(Work instructions): Can you copy, character for character, the lines of the records below from the one containing "- data-point: [1179, 304, 1219, 344]" through the one containing "- grid: [373, 89, 1678, 707]", with both of those lines included?

(Records to use):
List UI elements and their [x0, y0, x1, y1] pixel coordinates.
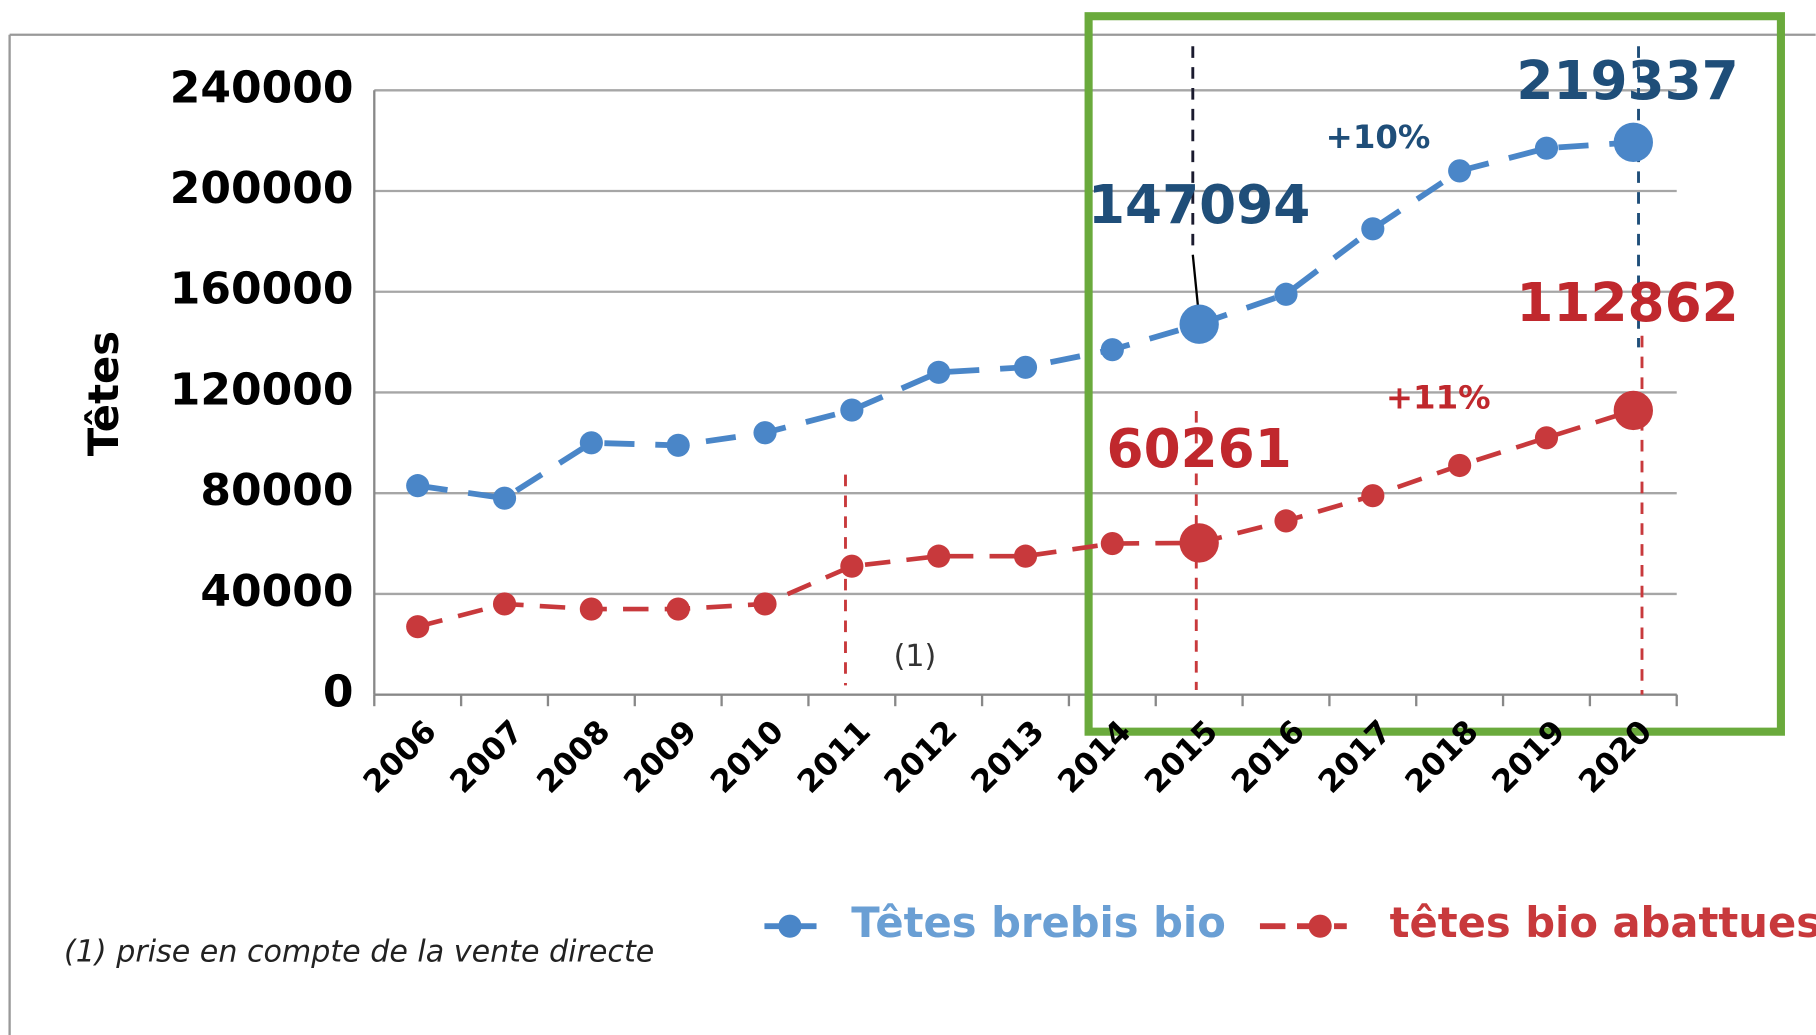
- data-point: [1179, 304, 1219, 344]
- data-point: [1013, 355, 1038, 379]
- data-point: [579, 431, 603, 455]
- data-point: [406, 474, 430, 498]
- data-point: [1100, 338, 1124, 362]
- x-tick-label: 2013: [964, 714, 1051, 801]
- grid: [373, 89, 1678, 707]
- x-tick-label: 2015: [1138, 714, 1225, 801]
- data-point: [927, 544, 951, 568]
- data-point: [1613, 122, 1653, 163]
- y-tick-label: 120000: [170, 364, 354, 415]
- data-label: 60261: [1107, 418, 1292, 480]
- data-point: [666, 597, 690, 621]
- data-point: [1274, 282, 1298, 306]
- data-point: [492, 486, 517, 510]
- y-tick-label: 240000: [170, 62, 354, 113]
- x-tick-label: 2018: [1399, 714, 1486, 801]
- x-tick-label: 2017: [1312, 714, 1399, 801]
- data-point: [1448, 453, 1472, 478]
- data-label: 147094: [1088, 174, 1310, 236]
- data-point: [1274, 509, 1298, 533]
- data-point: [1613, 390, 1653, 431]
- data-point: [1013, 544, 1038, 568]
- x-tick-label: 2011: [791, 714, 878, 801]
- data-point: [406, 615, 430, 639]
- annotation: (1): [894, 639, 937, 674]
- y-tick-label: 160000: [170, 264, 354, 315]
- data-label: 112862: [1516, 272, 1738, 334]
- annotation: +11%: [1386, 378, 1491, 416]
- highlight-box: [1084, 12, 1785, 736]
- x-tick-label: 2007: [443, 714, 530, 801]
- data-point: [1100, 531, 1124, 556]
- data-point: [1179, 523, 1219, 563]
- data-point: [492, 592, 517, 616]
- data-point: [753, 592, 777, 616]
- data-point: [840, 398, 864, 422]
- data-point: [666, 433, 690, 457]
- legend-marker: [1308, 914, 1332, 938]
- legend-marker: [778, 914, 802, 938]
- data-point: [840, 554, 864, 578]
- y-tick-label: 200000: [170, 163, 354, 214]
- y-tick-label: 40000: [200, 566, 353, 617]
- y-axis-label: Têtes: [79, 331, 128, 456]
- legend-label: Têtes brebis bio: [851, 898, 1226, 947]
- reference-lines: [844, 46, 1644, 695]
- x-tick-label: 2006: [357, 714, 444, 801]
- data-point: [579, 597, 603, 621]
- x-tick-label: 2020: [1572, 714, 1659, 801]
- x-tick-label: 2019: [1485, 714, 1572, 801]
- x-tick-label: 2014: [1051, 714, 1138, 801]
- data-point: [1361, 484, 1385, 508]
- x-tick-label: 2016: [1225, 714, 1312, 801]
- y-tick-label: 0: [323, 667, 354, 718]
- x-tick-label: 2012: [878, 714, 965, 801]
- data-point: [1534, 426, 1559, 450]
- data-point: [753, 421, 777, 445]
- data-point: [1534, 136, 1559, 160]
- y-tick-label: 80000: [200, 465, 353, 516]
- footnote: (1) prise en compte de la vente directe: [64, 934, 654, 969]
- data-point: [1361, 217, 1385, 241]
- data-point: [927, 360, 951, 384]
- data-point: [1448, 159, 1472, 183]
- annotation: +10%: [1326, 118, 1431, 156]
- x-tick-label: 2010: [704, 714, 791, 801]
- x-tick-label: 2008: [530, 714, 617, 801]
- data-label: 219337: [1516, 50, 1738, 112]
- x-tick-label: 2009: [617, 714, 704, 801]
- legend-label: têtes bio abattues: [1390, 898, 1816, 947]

* * *

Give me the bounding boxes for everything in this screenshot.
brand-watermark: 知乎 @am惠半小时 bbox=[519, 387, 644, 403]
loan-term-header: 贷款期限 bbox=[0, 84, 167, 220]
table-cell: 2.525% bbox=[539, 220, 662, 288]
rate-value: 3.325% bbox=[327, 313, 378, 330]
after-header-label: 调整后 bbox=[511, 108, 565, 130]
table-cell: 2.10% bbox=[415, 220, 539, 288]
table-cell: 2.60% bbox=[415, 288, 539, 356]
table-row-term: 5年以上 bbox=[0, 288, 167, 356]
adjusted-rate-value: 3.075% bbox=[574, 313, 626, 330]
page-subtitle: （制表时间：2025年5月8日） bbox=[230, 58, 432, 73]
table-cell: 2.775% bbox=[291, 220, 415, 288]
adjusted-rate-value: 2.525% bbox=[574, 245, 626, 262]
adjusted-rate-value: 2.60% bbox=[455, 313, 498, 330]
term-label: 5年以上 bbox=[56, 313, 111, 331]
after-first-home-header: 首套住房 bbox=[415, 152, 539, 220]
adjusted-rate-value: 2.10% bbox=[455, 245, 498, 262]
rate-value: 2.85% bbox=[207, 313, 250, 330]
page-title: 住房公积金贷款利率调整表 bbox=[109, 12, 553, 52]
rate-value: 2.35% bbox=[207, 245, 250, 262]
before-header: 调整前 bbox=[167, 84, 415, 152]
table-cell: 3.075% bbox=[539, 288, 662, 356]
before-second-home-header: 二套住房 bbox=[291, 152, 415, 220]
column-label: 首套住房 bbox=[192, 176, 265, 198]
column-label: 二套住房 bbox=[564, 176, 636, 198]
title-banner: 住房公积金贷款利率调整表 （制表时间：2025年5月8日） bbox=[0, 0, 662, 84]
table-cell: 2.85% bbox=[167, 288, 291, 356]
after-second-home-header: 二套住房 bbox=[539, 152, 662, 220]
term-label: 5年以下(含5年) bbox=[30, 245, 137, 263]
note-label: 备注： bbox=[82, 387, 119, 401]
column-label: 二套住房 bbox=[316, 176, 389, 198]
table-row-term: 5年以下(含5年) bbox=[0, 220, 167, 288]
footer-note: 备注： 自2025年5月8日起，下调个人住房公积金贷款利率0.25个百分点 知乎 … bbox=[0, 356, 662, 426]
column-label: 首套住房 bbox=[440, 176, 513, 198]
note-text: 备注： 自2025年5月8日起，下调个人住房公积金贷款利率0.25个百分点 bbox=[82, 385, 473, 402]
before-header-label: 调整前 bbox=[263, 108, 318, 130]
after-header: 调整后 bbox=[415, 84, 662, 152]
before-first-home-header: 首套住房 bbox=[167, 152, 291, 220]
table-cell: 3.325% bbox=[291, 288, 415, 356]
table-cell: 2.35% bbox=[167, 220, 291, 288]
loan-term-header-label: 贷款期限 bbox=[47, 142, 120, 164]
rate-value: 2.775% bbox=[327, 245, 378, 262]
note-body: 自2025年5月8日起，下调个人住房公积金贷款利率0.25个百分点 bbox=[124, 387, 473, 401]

(Result of the exercise):
- data-point: [1179, 304, 1219, 344]
- data-point: [1013, 355, 1038, 379]
- data-point: [579, 431, 603, 455]
- data-point: [406, 474, 430, 498]
- data-point: [1100, 338, 1124, 362]
- x-tick-label: 2013: [964, 714, 1051, 801]
- grid: [373, 89, 1678, 707]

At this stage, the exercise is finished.